> WRITTEN PROBLEM
Can you condense the paragraph in the terms of sale that begins "If the Company is delayed" into a short list, keeping its main facts?

> TEXT EXCERPT
----------

1.
DEFINITIONS
1.1. "the Company" is
Cotswold Dairy Equipment Company Ltd.
1.2. "the Conditions"
means these terms and conditions of sale, and "Condition" shall be
construed accordingly.
1.3. "the Purchaser"
is the individual, company, or firm with whom the Company contracts
or does business.
1.4. "Goods" means
those goods sold by the Company to the Purchaser.
1.5. "the Price" is
the price for the Goods determined in accordance with clause 8.
.
1.6. "Delivery
Address" means the address to which the Company is instructed to
deliver the Goods by the Purchaser, or, failing such an
instruction, the principal place of business or registered office
of the Purchaser.
1.7. "writing" will
include other written or non-verbal means of communication such as
facsimile, e-mail, text or comparable means of
communication.
Any reference in
these Conditions to any provision of a statute shall be construed
as a reference to that provision as amended or extended or
re-enacted at any later time.
2.
CONDITIONS
2.1. In the event of
the Purchaser's quotation or order containing conditions at
variance with these Conditions, they will have no effect and only
these Conditions shall apply.
2.2. No variation to
these Conditions shall be binding unless agreed in writing between
authorised representatives of the Purchaser and the
Company.
2.3.
3.
DELIVERY
3.1. The Company will
try to deliver the Goods as soon as possible, but will incur no
liability of any description arising from any delay in delivery and
time of delivery shall not be of the essence of the
contract.
3.2. Should the
Company attempt to deliver the Goods to the Purchaser and the
Purchaser fails to accept delivery then without prejudice to any
other rights or remedies the Company may have, the Purchaser shall
be liable to pay all and any costs incurred by the Company arising
from non-delivery, including by way of example: additional
transport costs and storage charges.
3.3. The Company is
not liable for any loss or damage caused by:
3.3.1 Loading
of the Goods by the Purchaser, its agents or servants, if the Goods
are collected by the Purchaser; or
3.3.2
Unloading of the Goods if the Goods are delivered by
the Company or its carrier;
and any loss or
damage occurring after collection or delivery - as the case may
be.
3.4 Orders may be
subject to a minimum delivery charge or minimum order
charge.
3.5 The Company may
make deliveries by instalments.
4. FORCE
MAJEURE
If the Company is
delayed or prevented from discharging any of its obligations
hereunder by any circumstances whatsoever outside its complete
control, further performance of the contract shall either be
suspended for so long as the Company is prevented, or, at its
option - cancelled, in which case the Company shall not be deemed
to be in breach of the contract and shall not be liable for any
loss or damage of any kind whether direct, indirect or
consequential arising out of or connected with the suspension or
cancellation of the contract. Upon cancellation of the contract,
any monies paid in advance for the Goods will be refunded in full
to the Purchaser.
5. TITLE
5.1 Title to the
Goods shall not pass to the Purchaser until all monies owed to the
Company by the Purchaser on any account have been received by the
Company in cleared funds.

----------

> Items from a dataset

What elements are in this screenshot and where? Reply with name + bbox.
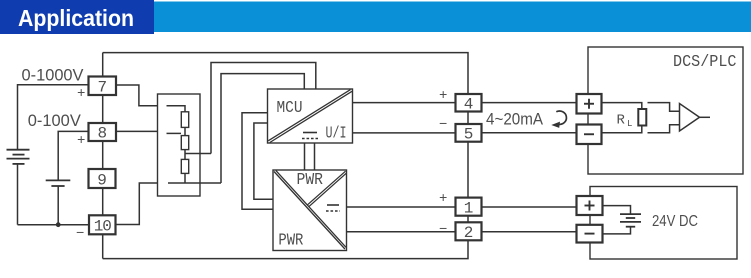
wire: box 8 to divider network	[116, 130, 158, 132]
current direction curved arrow	[556, 111, 566, 124]
svg-text:L: L	[627, 119, 632, 129]
terminal box 7	[89, 77, 117, 96]
svg-text:MCU: MCU	[277, 99, 303, 118]
load resistor RL	[638, 109, 646, 126]
battery B1 plate long 1	[7, 149, 30, 151]
PWR secondary diagonal (double line)	[308, 171, 346, 205]
resistor R1	[181, 112, 188, 128]
chain segment R2-R3	[184, 150, 186, 160]
svg-text:R: R	[617, 113, 626, 129]
battery B2 plate long	[46, 179, 71, 181]
MCU isolation symbol solid line	[303, 132, 317, 134]
DCS minus terminal box	[577, 125, 602, 145]
MCU isolation diagonal (double line)	[268, 90, 350, 141]
wire: box 7 to divider network	[116, 85, 158, 106]
battery 24V plate long 1	[620, 213, 641, 215]
resistor R3	[181, 159, 188, 173]
PWR main diagonal (double line)	[274, 172, 345, 250]
wire: box 10 to divider network	[116, 183, 158, 225]
svg-text:0-100V: 0-100V	[28, 112, 81, 130]
svg-text:−: −	[76, 226, 84, 242]
svg-text:PWR: PWR	[297, 171, 324, 190]
terminal box 1	[456, 198, 482, 216]
svg-text:+: +	[439, 191, 447, 207]
amplifier triangle	[680, 104, 700, 132]
terminal box 4	[456, 94, 482, 112]
PWR isolation symbol solid line	[327, 204, 339, 206]
svg-text:9: 9	[97, 172, 107, 190]
wire: battery to 24V minus	[603, 227, 631, 234]
terminal box 10	[89, 215, 116, 234]
wire: DCS plus to load resistor	[602, 103, 642, 110]
24V DC outer box	[590, 187, 737, 260]
svg-text:10: 10	[94, 218, 112, 236]
wire bracket MCU-left to PWR-left (outer)	[242, 113, 273, 210]
svg-text:24V DC: 24V DC	[652, 213, 698, 230]
divider network box	[158, 94, 201, 196]
vertical wire box4-box5	[467, 112, 469, 125]
svg-text:Application: Application	[18, 5, 134, 31]
MCU isolation symbol dashed line	[302, 138, 318, 140]
divider bottom line out	[168, 182, 221, 184]
wire: connector to amplifier minus	[648, 125, 680, 133]
divider chain top stub	[167, 106, 186, 112]
svg-text:−: −	[439, 117, 447, 133]
svg-text:1: 1	[464, 199, 474, 217]
MCU / U-I module box	[268, 89, 353, 143]
24V plus terminal box	[577, 196, 603, 215]
wire: box 4 to DCS plus terminal	[482, 102, 577, 104]
divider tap stub 2	[167, 132, 182, 134]
wire: MCU right to box 5	[353, 132, 456, 134]
wire: battery B1 to bottom node	[17, 164, 19, 225]
wire: MCU bottom to PWR top (left)	[304, 143, 306, 170]
resistor R2	[181, 136, 188, 150]
24V minus terminal box	[577, 225, 603, 243]
chain segment R3-bottom	[184, 173, 186, 183]
vertical wire box5-box1	[467, 142, 469, 198]
wire: connector to amplifier plus	[648, 103, 680, 112]
svg-text:−: −	[439, 222, 447, 238]
wire: left rail to box 7	[18, 85, 89, 150]
battery 24V plate short 2	[626, 226, 635, 228]
wire: mid tap up to MCU top (outer)	[211, 63, 316, 154]
wire: box 2 to 24V minus terminal	[482, 231, 577, 233]
terminal box 2	[456, 222, 482, 240]
battery B1 plate long 2	[7, 158, 30, 160]
wire: PWR right to box 2	[347, 231, 456, 233]
wire: bottom tap up to MCU top (inner)	[221, 74, 304, 183]
terminal box 9	[89, 169, 116, 188]
battery B1 plate short 1	[13, 154, 25, 156]
wire: battery B2 down to junction	[57, 186, 59, 225]
svg-text:2: 2	[464, 224, 474, 242]
wire: PWR right to box 1	[347, 206, 456, 208]
svg-text:DCS/PLC: DCS/PLC	[673, 52, 737, 71]
junction dot	[56, 222, 61, 227]
svg-text:PWR: PWR	[278, 232, 303, 251]
svg-text:5: 5	[464, 126, 474, 144]
center vertical wire through boxes 7-10	[102, 53, 104, 77]
chain segment R1-R2	[184, 127, 186, 135]
svg-text:+: +	[77, 133, 85, 149]
battery 24V plate short 1	[626, 217, 635, 219]
wire: MCU right to box 4	[353, 102, 456, 104]
svg-text:0-1000V: 0-1000V	[22, 67, 84, 85]
wire: box 5 to DCS minus terminal	[482, 132, 577, 134]
terminal box 8	[89, 123, 117, 141]
wire: DCS minus to load resistor	[602, 126, 642, 133]
amplifier output wire	[700, 116, 711, 118]
vertical wire box1-box2	[467, 216, 469, 223]
wire bracket MCU-left to PWR-left (inner)	[254, 123, 273, 199]
svg-text:+: +	[77, 86, 85, 102]
top rail wire	[103, 53, 468, 94]
wire: MCU bottom to PWR top (right)	[314, 143, 316, 170]
svg-text:4: 4	[464, 96, 474, 114]
battery B2 plate short	[51, 185, 64, 187]
terminal box 5	[456, 124, 482, 142]
header dark blue badge	[0, 0, 154, 34]
wire: 24V plus to battery	[603, 206, 631, 215]
svg-text:8: 8	[97, 125, 107, 143]
svg-text:U/I: U/I	[326, 125, 347, 144]
wire: bottom horizontal to box 10	[18, 224, 90, 226]
DCS/PLC outer box	[588, 47, 743, 174]
header light blue bar	[0, 2, 751, 33]
wire: box 1 to 24V plus terminal	[482, 206, 577, 208]
DCS plus terminal box	[577, 94, 602, 114]
svg-text:7: 7	[97, 79, 107, 97]
wire: box 8 to battery B2	[58, 131, 88, 180]
svg-text:+: +	[439, 88, 447, 104]
battery B1 plate short 2	[13, 163, 25, 165]
battery 24V plate long 2	[620, 221, 641, 223]
PWR isolation symbol dashed line	[326, 210, 340, 212]
PWR module box	[273, 170, 347, 251]
bottom rail wire	[103, 240, 468, 258]
svg-text:4~20mA: 4~20mA	[486, 110, 543, 128]
divider mid tap out	[185, 153, 211, 155]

----------

> COMPLETE ANSWER
- Applies when circumstances wholly outside the Company's control delay or prevent it from meeting its obligations.
- The Company may suspend performance for as long as it is prevented, or, at its option, cancel the contract.
- On cancellation, the Company is not deemed in breach and is not liable for any direct, indirect or consequential loss or damage from the suspension or cancellation.
- On cancellation, any money the Purchaser paid in advance for the Goods is refunded in full.